■ **What you need to do**:
Give every entry again, word for word.

Stored data entries
==============================
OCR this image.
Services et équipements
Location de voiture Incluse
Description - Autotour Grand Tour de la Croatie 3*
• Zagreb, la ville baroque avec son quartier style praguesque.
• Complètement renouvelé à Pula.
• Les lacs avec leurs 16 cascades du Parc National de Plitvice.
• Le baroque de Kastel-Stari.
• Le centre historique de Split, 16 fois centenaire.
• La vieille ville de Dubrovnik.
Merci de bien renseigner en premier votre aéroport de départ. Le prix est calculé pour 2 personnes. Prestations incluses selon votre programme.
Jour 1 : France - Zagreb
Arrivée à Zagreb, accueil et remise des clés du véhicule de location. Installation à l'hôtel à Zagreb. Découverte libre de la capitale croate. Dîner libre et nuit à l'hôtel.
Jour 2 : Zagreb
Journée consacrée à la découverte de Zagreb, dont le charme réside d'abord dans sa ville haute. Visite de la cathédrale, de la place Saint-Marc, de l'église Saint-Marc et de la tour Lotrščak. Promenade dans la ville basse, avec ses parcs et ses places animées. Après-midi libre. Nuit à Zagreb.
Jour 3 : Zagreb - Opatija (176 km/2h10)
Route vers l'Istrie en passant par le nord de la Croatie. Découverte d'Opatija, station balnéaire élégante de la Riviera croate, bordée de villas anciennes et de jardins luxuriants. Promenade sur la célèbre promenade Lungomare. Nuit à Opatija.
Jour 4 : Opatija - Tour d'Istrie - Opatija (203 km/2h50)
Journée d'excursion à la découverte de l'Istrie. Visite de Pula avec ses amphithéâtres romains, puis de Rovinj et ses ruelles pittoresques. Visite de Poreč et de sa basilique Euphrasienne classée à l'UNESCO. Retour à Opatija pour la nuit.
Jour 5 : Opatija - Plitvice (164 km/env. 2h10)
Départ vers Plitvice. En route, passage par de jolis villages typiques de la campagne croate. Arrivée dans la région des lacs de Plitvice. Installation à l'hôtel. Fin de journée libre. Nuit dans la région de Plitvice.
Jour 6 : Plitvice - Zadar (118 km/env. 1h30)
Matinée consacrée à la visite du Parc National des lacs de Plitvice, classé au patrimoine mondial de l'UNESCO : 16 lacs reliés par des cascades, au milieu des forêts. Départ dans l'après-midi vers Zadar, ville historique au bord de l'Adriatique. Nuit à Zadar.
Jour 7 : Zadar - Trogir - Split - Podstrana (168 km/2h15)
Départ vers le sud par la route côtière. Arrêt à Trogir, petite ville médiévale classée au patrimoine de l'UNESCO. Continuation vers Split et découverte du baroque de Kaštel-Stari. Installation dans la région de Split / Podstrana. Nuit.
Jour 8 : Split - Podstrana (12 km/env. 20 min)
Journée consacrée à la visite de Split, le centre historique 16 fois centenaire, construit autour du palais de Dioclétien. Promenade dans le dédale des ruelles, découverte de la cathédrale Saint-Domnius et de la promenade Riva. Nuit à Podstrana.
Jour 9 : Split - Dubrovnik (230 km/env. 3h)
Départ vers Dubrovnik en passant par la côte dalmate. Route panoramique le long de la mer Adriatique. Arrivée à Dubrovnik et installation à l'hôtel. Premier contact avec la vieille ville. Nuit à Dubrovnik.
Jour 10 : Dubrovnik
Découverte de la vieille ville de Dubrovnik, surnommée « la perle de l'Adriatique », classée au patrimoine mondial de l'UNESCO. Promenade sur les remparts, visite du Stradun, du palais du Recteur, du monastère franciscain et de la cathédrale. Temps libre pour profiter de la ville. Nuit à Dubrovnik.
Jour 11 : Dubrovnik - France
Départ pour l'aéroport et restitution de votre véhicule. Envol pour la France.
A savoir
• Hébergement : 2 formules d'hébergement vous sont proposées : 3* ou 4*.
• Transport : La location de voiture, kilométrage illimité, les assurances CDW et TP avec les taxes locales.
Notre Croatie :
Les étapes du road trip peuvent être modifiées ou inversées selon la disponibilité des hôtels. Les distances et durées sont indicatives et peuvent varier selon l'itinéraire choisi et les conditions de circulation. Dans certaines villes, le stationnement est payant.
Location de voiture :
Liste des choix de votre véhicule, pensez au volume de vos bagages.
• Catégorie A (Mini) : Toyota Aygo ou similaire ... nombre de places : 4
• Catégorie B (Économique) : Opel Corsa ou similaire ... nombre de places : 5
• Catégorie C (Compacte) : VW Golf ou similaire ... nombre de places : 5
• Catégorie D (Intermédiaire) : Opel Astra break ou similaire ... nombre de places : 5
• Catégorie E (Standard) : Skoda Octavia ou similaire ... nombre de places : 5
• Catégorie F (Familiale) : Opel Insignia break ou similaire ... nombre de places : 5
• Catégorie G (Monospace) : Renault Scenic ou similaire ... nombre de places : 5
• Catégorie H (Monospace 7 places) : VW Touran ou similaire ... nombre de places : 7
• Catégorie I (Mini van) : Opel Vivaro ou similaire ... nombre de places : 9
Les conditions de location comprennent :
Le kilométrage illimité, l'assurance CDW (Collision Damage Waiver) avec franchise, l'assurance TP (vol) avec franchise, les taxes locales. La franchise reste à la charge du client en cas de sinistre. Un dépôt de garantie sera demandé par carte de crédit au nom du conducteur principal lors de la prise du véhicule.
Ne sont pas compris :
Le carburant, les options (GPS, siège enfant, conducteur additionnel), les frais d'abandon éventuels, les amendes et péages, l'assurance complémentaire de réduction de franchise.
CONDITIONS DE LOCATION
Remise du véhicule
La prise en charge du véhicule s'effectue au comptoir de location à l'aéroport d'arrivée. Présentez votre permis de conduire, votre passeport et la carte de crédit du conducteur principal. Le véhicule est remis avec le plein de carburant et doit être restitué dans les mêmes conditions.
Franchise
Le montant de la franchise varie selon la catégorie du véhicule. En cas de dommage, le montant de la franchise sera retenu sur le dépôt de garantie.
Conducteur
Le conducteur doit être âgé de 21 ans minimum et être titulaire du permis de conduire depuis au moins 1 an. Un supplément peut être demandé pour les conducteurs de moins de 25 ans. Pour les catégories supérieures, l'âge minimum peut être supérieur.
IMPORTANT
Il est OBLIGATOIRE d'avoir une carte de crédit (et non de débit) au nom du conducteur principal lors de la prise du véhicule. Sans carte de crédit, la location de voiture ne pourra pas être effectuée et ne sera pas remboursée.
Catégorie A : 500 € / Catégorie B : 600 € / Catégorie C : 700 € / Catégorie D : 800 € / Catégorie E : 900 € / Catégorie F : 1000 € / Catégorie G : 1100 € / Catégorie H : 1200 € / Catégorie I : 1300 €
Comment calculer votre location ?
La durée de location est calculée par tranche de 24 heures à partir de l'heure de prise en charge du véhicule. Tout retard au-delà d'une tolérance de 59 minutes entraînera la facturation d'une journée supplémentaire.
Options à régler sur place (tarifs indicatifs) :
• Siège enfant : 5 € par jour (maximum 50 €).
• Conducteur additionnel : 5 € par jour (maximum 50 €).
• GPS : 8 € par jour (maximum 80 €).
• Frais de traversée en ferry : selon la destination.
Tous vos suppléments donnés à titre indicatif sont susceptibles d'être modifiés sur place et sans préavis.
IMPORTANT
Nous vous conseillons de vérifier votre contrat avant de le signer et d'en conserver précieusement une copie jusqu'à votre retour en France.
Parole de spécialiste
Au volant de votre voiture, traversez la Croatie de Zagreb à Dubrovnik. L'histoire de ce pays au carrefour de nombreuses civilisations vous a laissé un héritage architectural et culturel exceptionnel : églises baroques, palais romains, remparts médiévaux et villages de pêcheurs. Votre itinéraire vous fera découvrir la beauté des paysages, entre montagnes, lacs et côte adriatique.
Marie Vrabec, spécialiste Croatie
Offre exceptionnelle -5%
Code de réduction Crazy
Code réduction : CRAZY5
==============================
■ **Exercise response**:
OCR this image.
Services et équipements
Location de voiture Incluse
Description - Autotour Grand Tour de la Croatie 3*
• Zagreb, la ville baroque avec son quartier style praguesque.
• Complètement renouvelé à Pula.
• Les lacs avec leurs 16 cascades du Parc National de Plitvice.
• Le baroque de Kastel-Stari.
• Le centre historique de Split, 16 fois centenaire.
• La vieille ville de Dubrovnik.
Merci de bien renseigner en premier votre aéroport de départ. Le prix est calculé pour 2 personnes. Prestations incluses selon votre programme.
Jour 1 : France - Zagreb
Arrivée à Zagreb, accueil et remise des clés du véhicule de location. Installation à l'hôtel à Zagreb. Découverte libre de la capitale croate. Dîner libre et nuit à l'hôtel.
Jour 2 : Zagreb
Journée consacrée à la découverte de Zagreb, dont le charme réside d'abord dans sa ville haute. Visite de la cathédrale, de la place Saint-Marc, de l'église Saint-Marc et de la tour Lotrščak. Promenade dans la ville basse, avec ses parcs et ses places animées. Après-midi libre. Nuit à Zagreb.
Jour 3 : Zagreb - Opatija (176 km/2h10)
Route vers l'Istrie en passant par le nord de la Croatie. Découverte d'Opatija, station balnéaire élégante de la Riviera croate, bordée de villas anciennes et de jardins luxuriants. Promenade sur la célèbre promenade Lungomare. Nuit à Opatija.
Jour 4 : Opatija - Tour d'Istrie - Opatija (203 km/2h50)
Journée d'excursion à la découverte de l'Istrie. Visite de Pula avec ses amphithéâtres romains, puis de Rovinj et ses ruelles pittoresques. Visite de Poreč et de sa basilique Euphrasienne classée à l'UNESCO. Retour à Opatija pour la nuit.
Jour 5 : Opatija - Plitvice (164 km/env. 2h10)
Départ vers Plitvice. En route, passage par de jolis villages typiques de la campagne croate. Arrivée dans la région des lacs de Plitvice. Installation à l'hôtel. Fin de journée libre. Nuit dans la région de Plitvice.
Jour 6 : Plitvice - Zadar (118 km/env. 1h30)
Matinée consacrée à la visite du Parc National des lacs de Plitvice, classé au patrimoine mondial de l'UNESCO : 16 lacs reliés par des cascades, au milieu des forêts. Départ dans l'après-midi vers Zadar, ville historique au bord de l'Adriatique. Nuit à Zadar.
Jour 7 : Zadar - Trogir - Split - Podstrana (168 km/2h15)
Départ vers le sud par la route côtière. Arrêt à Trogir, petite ville médiévale classée au patrimoine de l'UNESCO. Continuation vers Split et découverte du baroque de Kaštel-Stari. Installation dans la région de Split / Podstrana. Nuit.
Jour 8 : Split - Podstrana (12 km/env. 20 min)
Journée consacrée à la visite de Split, le centre historique 16 fois centenaire, construit autour du palais de Dioclétien. Promenade dans le dédale des ruelles, découverte de la cathédrale Saint-Domnius et de la promenade Riva. Nuit à Podstrana.
Jour 9 : Split - Dubrovnik (230 km/env. 3h)
Départ vers Dubrovnik en passant par la côte dalmate. Route panoramique le long de la mer Adriatique. Arrivée à Dubrovnik et installation à l'hôtel. Premier contact avec la vieille ville. Nuit à Dubrovnik.
Jour 10 : Dubrovnik
Découverte de la vieille ville de Dubrovnik, surnommée « la perle de l'Adriatique », classée au patrimoine mondial de l'UNESCO. Promenade sur les remparts, visite du Stradun, du palais du Recteur, du monastère franciscain et de la cathédrale. Temps libre pour profiter de la ville. Nuit à Dubrovnik.
Jour 11 : Dubrovnik - France
Départ pour l'aéroport et restitution de votre véhicule. Envol pour la France.
A savoir
• Hébergement : 2 formules d'hébergement vous sont proposées : 3* ou 4*.
• Transport : La location de voiture, kilométrage illimité, les assurances CDW et TP avec les taxes locales.
Notre Croatie :
Les étapes du road trip peuvent être modifiées ou inversées selon la disponibilité des hôtels. Les distances et durées sont indicatives et peuvent varier selon l'itinéraire choisi et les conditions de circulation. Dans certaines villes, le stationnement est payant.
Location de voiture :
Liste des choix de votre véhicule, pensez au volume de vos bagages.
• Catégorie A (Mini) : Toyota Aygo ou similaire ... nombre de places : 4
• Catégorie B (Économique) : Opel Corsa ou similaire ... nombre de places : 5
• Catégorie C (Compacte) : VW Golf ou similaire ... nombre de places : 5
• Catégorie D (Intermédiaire) : Opel Astra break ou similaire ... nombre de places : 5
• Catégorie E (Standard) : Skoda Octavia ou similaire ... nombre de places : 5
• Catégorie F (Familiale) : Opel Insignia break ou similaire ... nombre de places : 5
• Catégorie G (Monospace) : Renault Scenic ou similaire ... nombre de places : 5
• Catégorie H (Monospace 7 places) : VW Touran ou similaire ... nombre de places : 7
• Catégorie I (Mini van) : Opel Vivaro ou similaire ... nombre de places : 9
Les conditions de location comprennent :
Le kilométrage illimité, l'assurance CDW (Collision Damage Waiver) avec franchise, l'assurance TP (vol) avec franchise, les taxes locales. La franchise reste à la charge du client en cas de sinistre. Un dépôt de garantie sera demandé par carte de crédit au nom du conducteur principal lors de la prise du véhicule.
Ne sont pas compris :
Le carburant, les options (GPS, siège enfant, conducteur additionnel), les frais d'abandon éventuels, les amendes et péages, l'assurance complémentaire de réduction de franchise.
CONDITIONS DE LOCATION
Remise du véhicule
La prise en charge du véhicule s'effectue au comptoir de location à l'aéroport d'arrivée. Présentez votre permis de conduire, votre passeport et la carte de crédit du conducteur principal. Le véhicule est remis avec le plein de carburant et doit être restitué dans les mêmes conditions.
Franchise
Le montant de la franchise varie selon la catégorie du véhicule. En cas de dommage, le montant de la franchise sera retenu sur le dépôt de garantie.
Conducteur
Le conducteur doit être âgé de 21 ans minimum et être titulaire du permis de conduire depuis au moins 1 an. Un supplément peut être demandé pour les conducteurs de moins de 25 ans. Pour les catégories supérieures, l'âge minimum peut être supérieur.
IMPORTANT
Il est OBLIGATOIRE d'avoir une carte de crédit (et non de débit) au nom du conducteur principal lors de la prise du véhicule. Sans carte de crédit, la location de voiture ne pourra pas être effectuée et ne sera pas remboursée.
Catégorie A : 500 € / Catégorie B : 600 € / Catégorie C : 700 € / Catégorie D : 800 € / Catégorie E : 900 € / Catégorie F : 1000 € / Catégorie G : 1100 € / Catégorie H : 1200 € / Catégorie I : 1300 €
Comment calculer votre location ?
La durée de location est calculée par tranche de 24 heures à partir de l'heure de prise en charge du véhicule. Tout retard au-delà d'une tolérance de 59 minutes entraînera la facturation d'une journée supplémentaire.
Options à régler sur place (tarifs indicatifs) :
• Siège enfant : 5 € par jour (maximum 50 €).
• Conducteur additionnel : 5 € par jour (maximum 50 €).
• GPS : 8 € par jour (maximum 80 €).
• Frais de traversée en ferry : selon la destination.
Tous vos suppléments donnés à titre indicatif sont susceptibles d'être modifiés sur place et sans préavis.
IMPORTANT
Nous vous conseillons de vérifier votre contrat avant de le signer et d'en conserver précieusement une copie jusqu'à votre retour en France.
Parole de spécialiste
Au volant de votre voiture, traversez la Croatie de Zagreb à Dubrovnik. L'histoire de ce pays au carrefour de nombreuses civilisations vous a laissé un héritage architectural et culturel exceptionnel : églises baroques, palais romains, remparts médiévaux et villages de pêcheurs. Votre itinéraire vous fera découvrir la beauté des paysages, entre montagnes, lacs et côte adriatique.
Marie Vrabec, spécialiste Croatie
Offre exceptionnelle -5%
Code de réduction Crazy
Code réduction : CRAZY5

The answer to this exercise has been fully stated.